## Document:
***

12. The computer readable storage media of claim 8, wherein the
instructions that are operable to process comprise instructions
that are operable to process the transcoded data packets such that
information of the transcoded data packets is embedded in a packet
readable by the optical transport network.
13. The computer readable storage media of claim 8, wherein the
instructions that are operable to process comprise instructions
that are operable to process the transcoded data packets to
corresponding optical transport network container packets that are
Optical Data Unit (ODU) packets.
14. The computer readable storage media of claim 13, wherein the
instructions that are operable to process comprise instructions
that are operable to process the transcoded data packets to the
corresponding optical transport network container packets that
maintain markers for each of the second data streams for transport
across the optical transport network.
15. An apparatus comprising: a network interface unit; and a
processor coupled to the network interface unit, and configured to:
distribute at an endpoint device in an optical transport network
line encoded data blocks of a first data stream across a plurality
of second data streams such that the second data streams can be
processed at a lower data rate than a data rate associated with the
first data stream; perform a transcoding operation on data packets
of each of the second data streams to generate transcoded data
packets; and process the transcoded data packets such that the
transcoded data packets of each of the second data streams can be
sent over the optical transport network at the lower data rate.
16. The apparatus of claim 15, wherein the processor is further
configured to: aggregate the transcoded data packets; and map the
aggregated transcoded data packets to an optical transport network
container packet.
17. The apparatus of claim 15, wherein the processor is further
configured to process the transcoded data packets to corresponding
optical transport network container packets in compliance with an
Institute of Electrical and Electronics Engineering (IEEE) 802.3
standard.

***

Box coordinate listings
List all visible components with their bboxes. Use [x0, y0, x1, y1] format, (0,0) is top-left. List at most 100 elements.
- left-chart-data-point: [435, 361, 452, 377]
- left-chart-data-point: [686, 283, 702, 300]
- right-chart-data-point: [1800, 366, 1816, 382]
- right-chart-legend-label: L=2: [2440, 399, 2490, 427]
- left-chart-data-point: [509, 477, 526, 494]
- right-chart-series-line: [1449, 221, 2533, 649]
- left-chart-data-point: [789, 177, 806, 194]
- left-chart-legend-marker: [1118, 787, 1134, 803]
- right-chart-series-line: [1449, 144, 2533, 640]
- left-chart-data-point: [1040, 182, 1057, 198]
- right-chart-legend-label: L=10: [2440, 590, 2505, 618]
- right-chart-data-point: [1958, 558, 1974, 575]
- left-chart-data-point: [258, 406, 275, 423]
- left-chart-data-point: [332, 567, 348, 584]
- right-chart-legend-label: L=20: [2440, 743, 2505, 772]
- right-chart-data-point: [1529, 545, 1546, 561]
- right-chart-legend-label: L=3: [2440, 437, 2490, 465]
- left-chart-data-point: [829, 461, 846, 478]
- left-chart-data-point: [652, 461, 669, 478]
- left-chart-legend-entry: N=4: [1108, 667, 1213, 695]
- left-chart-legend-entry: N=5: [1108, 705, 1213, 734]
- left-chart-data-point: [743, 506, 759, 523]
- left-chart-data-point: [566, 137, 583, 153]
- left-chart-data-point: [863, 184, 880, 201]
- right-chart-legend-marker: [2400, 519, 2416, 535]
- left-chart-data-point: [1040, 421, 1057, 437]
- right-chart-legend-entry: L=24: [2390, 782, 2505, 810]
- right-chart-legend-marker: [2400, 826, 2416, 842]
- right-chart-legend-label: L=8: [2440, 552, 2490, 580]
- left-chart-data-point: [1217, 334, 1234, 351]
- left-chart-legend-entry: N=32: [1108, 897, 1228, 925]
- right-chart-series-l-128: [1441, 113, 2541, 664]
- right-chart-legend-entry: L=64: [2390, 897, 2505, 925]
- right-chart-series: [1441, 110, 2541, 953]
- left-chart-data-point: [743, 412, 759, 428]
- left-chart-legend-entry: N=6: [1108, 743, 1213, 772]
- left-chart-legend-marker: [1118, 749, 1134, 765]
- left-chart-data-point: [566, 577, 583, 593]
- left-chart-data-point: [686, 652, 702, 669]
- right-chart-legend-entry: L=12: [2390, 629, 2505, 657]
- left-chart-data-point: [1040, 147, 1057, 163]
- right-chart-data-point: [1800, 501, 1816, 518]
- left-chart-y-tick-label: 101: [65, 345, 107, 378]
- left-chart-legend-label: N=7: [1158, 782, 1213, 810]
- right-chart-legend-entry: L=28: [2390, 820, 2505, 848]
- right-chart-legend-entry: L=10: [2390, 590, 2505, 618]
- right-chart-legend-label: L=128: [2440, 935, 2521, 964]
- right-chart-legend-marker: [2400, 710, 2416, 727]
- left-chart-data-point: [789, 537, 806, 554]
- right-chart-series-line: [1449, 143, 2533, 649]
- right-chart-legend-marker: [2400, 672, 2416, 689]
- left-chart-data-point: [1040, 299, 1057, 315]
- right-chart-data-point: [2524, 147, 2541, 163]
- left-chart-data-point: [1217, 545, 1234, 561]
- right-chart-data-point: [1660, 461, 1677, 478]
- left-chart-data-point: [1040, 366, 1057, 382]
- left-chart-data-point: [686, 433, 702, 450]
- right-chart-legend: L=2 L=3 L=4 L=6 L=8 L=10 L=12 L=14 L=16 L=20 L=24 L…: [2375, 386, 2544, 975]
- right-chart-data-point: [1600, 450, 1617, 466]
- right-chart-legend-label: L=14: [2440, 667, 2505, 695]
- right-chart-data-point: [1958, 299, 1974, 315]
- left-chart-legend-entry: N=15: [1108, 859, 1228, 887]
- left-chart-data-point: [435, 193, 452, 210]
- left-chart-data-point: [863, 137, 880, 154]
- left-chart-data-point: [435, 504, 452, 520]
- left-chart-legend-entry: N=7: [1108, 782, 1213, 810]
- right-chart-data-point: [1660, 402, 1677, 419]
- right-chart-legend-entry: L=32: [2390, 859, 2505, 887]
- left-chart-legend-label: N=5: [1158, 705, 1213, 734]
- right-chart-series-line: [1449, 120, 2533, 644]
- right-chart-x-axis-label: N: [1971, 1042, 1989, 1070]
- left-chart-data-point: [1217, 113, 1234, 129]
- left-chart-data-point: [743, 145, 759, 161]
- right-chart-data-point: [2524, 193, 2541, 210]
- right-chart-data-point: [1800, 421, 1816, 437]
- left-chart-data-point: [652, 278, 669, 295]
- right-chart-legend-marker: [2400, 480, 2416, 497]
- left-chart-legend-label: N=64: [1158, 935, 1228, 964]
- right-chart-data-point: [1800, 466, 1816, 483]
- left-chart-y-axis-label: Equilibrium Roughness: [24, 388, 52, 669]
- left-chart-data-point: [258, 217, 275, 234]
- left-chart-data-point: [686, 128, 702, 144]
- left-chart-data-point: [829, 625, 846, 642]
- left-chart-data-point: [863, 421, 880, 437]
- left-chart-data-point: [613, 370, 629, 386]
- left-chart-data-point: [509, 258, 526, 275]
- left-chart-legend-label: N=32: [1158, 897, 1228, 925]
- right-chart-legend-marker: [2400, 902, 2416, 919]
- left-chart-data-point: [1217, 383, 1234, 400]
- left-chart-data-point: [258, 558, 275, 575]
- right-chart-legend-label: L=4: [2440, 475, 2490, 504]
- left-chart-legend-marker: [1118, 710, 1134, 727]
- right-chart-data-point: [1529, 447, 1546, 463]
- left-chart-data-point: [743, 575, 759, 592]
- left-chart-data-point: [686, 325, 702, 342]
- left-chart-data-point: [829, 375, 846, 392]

***

## Written request:
Reproduce the passage of the patent claims from "12. The computer" up to and including "Unit (ODU) packets.".

## Exercise answer:
12. The computer readable storage media of claim 8, wherein the
instructions that are operable to process comprise instructions
that are operable to process the transcoded data packets such that
information of the transcoded data packets is embedded in a packet
readable by the optical transport network.
13. The computer readable storage media of claim 8, wherein the
instructions that are operable to process comprise instructions
that are operable to process the transcoded data packets to
corresponding optical transport network container packets that are
Optical Data Unit (ODU) packets.